KUTIPAN BACAAN

....

Namun sekali lagi, pemerintah tidak tinggal diam. Langkah protektif terkait hal
ini telah disiapkan.
Sekilas,
Pemerintah memang terkesan mendzolimi
mereka–rakyat kecil–jika
menaikkan harga BBM. Tetapi, sejatinya tidaklah demikian. Rencana pemerintah
untuk menaikkan harga BBM sebetulnya juga untuk rakyat. Dengan menaikkan harga
BBM (mengurangi subsidi), ada banyak dana yang bisa dianggarkan pemerintah
untuk membiayayai program-program pengentasan kemiskinan dan pembangunanan
infrastruktur untuk menunjung berbagai aktivitas ekonomi yang pada akhirnya
dapat menstimulasi pertumbuhan ekonomi, menigkatkan penciptaan lapangan kerja, dan menigkatkan daya beli
penduduk. Dana yang dialokasikan untuk pembangunan infrastruktur pendidikan dan
kesehatan juga dapat ditingkatkan, begitu pula dengan subsidi kesehatan dan
pendidikan. Dengan demikian, tingkat kapabilitas penduduk dapat ditingkatkan
secara berarti.
Diketahui,
laporan United Nations Development
Programme (UNDP) pada tahun 2011 lalu menunjukkan, ranking indeks
pembangunan manusia (IPM) Indonesia menempati posisi 124 dari 187 negara. Itu
artinya, kualitas manusia Indonesia, yang mecakup tingkat kapabilitas
(pendidikan dan kesehatan) dan kemampuan daya beli masih jauh dari memuaskan,
bahkan jika dibandingkan dengan negara-negara ASEAN lainnya, kita relatif
tertinggal. Di kawasan
ASEAN, IPM
kita hanya lebih baik dari Vietnam, Kamboja, Myanmar, dan Laos (UNDP, 2011).

....

BLOK DATA

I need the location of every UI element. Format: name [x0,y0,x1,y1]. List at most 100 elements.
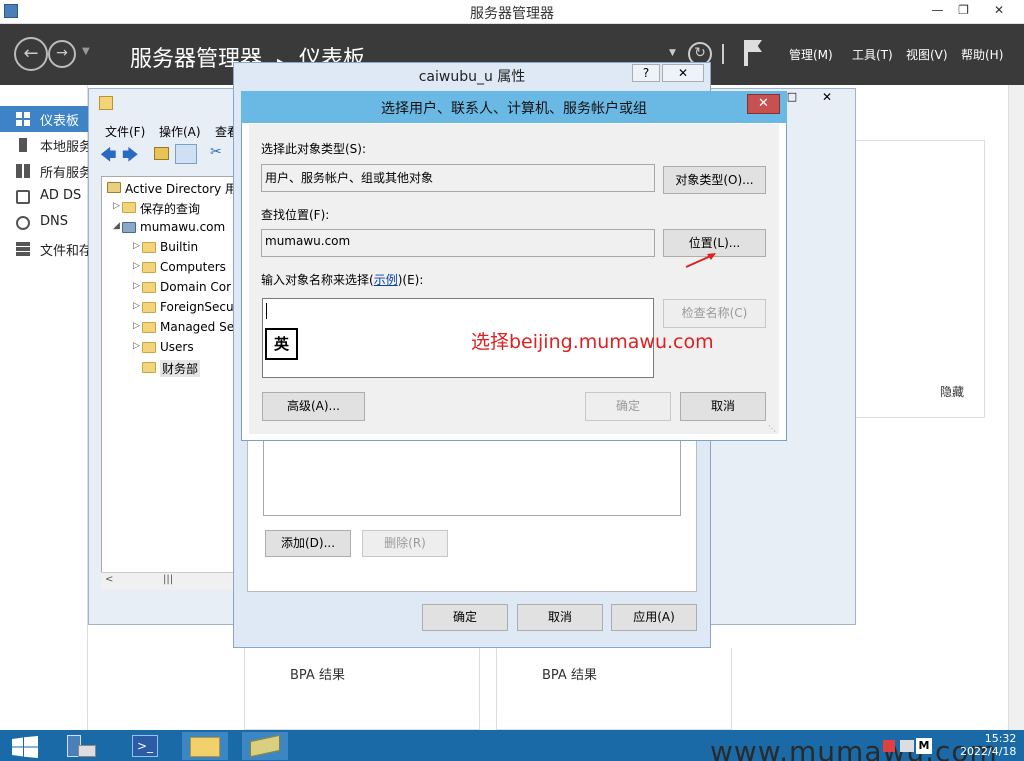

....

SOAL 1
Terjemahkan kalimat dari kutipan bacaan tentang harga BBM ini ke dalam bahasa Inggris: "Rencana pemerintah untuk menaikkan harga BBM sebetulnya juga untuk rakyat."
SOAL 2
Dalam kutipan bacaan tentang harga BBM, di peringkat berapa indeks pembangunan manusia Indonesia menurut laporan UNDP tahun 2011?
Materi tersebut berdiri sendiri dan terpisah dari kutipan bacaan.

JAWABAN TERTULIS 1
The government's plan to raise fuel prices is actually also for the people.

JAWABAN TERTULIS 2
Peringkat 124 dari 187 negara.